* _Directions_: Each entry below must be repeated word for word.

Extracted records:
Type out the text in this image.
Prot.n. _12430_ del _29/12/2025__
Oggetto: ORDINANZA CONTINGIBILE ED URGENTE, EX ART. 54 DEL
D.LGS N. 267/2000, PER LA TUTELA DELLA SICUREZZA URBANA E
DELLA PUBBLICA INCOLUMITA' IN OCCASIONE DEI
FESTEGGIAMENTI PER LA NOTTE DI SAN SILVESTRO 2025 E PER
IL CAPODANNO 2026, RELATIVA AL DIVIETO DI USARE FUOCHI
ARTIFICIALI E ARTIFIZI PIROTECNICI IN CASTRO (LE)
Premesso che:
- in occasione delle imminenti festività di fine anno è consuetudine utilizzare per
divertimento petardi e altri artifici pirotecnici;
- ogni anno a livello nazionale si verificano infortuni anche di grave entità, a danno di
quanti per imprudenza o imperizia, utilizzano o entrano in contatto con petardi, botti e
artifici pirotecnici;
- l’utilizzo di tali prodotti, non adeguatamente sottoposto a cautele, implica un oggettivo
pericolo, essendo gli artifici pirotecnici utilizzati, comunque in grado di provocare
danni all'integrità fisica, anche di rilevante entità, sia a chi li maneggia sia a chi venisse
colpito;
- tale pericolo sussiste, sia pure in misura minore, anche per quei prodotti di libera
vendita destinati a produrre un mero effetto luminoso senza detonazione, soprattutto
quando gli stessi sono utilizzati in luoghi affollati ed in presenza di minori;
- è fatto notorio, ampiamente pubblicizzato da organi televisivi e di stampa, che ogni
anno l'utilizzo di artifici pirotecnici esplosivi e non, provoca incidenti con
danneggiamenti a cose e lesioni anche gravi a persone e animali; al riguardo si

* _Answer to this task_:
Type out the text in this image.
Prot.n. _12430_ del _29/12/2025__
Oggetto: ORDINANZA CONTINGIBILE ED URGENTE, EX ART. 54 DEL
D.LGS N. 267/2000, PER LA TUTELA DELLA SICUREZZA URBANA E
DELLA PUBBLICA INCOLUMITA' IN OCCASIONE DEI
FESTEGGIAMENTI PER LA NOTTE DI SAN SILVESTRO 2025 E PER
IL CAPODANNO 2026, RELATIVA AL DIVIETO DI USARE FUOCHI
ARTIFICIALI E ARTIFIZI PIROTECNICI IN CASTRO (LE)
Premesso che:
- in occasione delle imminenti festività di fine anno è consuetudine utilizzare per
divertimento petardi e altri artifici pirotecnici;
- ogni anno a livello nazionale si verificano infortuni anche di grave entità, a danno di
quanti per imprudenza o imperizia, utilizzano o entrano in contatto con petardi, botti e
artifici pirotecnici;
- l’utilizzo di tali prodotti, non adeguatamente sottoposto a cautele, implica un oggettivo
pericolo, essendo gli artifici pirotecnici utilizzati, comunque in grado di provocare
danni all'integrità fisica, anche di rilevante entità, sia a chi li maneggia sia a chi venisse
colpito;
- tale pericolo sussiste, sia pure in misura minore, anche per quei prodotti di libera
vendita destinati a produrre un mero effetto luminoso senza detonazione, soprattutto
quando gli stessi sono utilizzati in luoghi affollati ed in presenza di minori;
- è fatto notorio, ampiamente pubblicizzato da organi televisivi e di stampa, che ogni
anno l'utilizzo di artifici pirotecnici esplosivi e non, provoca incidenti con
danneggiamenti a cose e lesioni anche gravi a persone e animali; al riguardo si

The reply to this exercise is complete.